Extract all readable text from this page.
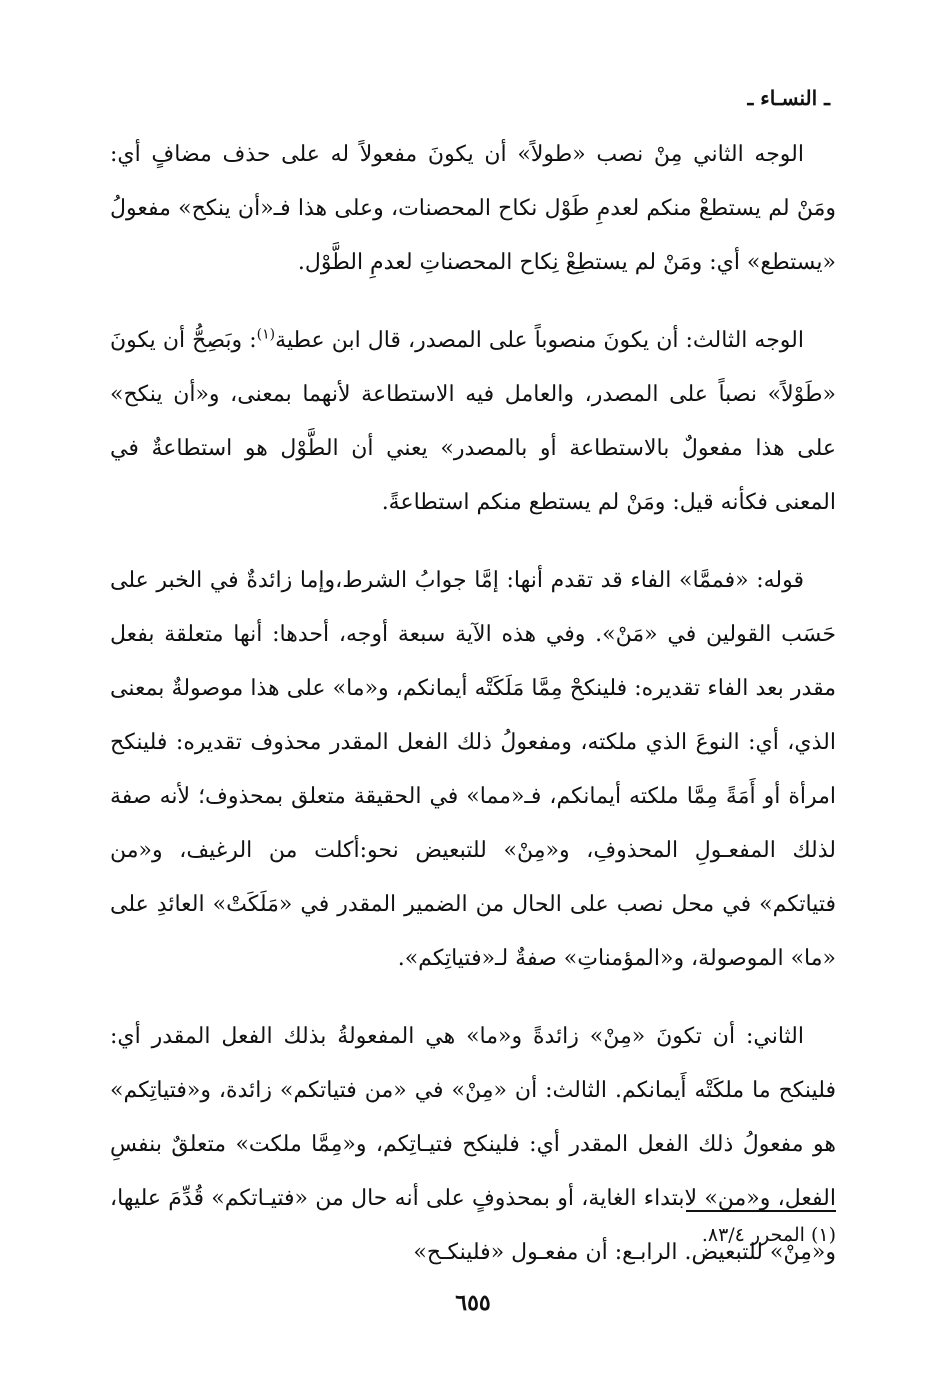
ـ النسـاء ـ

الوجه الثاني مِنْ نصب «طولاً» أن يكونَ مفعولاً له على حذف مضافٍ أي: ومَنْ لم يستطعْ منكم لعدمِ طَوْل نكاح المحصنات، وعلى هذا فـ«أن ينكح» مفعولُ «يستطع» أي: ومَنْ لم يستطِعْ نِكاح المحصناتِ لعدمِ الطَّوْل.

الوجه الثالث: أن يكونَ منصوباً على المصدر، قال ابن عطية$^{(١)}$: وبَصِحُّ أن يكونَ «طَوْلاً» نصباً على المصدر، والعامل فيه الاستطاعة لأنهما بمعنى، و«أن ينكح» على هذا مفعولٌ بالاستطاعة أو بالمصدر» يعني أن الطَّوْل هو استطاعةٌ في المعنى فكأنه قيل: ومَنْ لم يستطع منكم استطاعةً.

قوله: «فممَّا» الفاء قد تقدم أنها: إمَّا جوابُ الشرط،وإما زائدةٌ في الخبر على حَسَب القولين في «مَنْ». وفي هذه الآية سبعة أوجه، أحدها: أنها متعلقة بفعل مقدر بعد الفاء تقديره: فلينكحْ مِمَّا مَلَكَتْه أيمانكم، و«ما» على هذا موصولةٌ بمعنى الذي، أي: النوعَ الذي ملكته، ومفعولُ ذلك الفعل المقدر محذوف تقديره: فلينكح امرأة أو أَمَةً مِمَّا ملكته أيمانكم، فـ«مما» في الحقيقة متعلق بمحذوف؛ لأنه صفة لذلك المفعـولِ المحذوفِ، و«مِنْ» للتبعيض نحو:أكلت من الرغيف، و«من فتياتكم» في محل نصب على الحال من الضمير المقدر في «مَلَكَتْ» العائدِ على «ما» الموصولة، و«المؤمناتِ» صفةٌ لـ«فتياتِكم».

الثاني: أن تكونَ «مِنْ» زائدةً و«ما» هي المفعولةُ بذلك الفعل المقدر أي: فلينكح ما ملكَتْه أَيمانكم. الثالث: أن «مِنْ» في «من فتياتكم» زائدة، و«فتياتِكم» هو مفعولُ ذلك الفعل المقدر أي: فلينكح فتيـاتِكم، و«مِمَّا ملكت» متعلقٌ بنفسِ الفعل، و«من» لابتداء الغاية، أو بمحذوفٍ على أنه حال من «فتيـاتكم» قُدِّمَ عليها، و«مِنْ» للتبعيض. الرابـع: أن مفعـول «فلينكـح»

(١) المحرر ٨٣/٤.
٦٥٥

==

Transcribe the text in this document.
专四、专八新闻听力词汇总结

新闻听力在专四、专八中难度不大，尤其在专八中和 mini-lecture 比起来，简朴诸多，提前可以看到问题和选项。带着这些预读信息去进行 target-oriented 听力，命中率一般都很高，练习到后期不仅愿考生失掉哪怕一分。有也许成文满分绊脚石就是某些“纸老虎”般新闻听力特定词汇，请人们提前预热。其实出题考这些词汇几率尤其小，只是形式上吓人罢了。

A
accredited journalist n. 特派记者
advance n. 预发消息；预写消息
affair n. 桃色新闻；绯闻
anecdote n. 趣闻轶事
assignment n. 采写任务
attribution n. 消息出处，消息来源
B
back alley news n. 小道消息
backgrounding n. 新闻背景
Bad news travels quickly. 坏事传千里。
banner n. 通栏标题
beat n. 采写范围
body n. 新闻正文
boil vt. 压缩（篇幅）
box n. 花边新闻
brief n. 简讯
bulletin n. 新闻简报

### Work instructions
Above are the records; copy every line in them that holds the word "text".

### Complete response
Extract all readable text from this page.
Transcribe the text in this document.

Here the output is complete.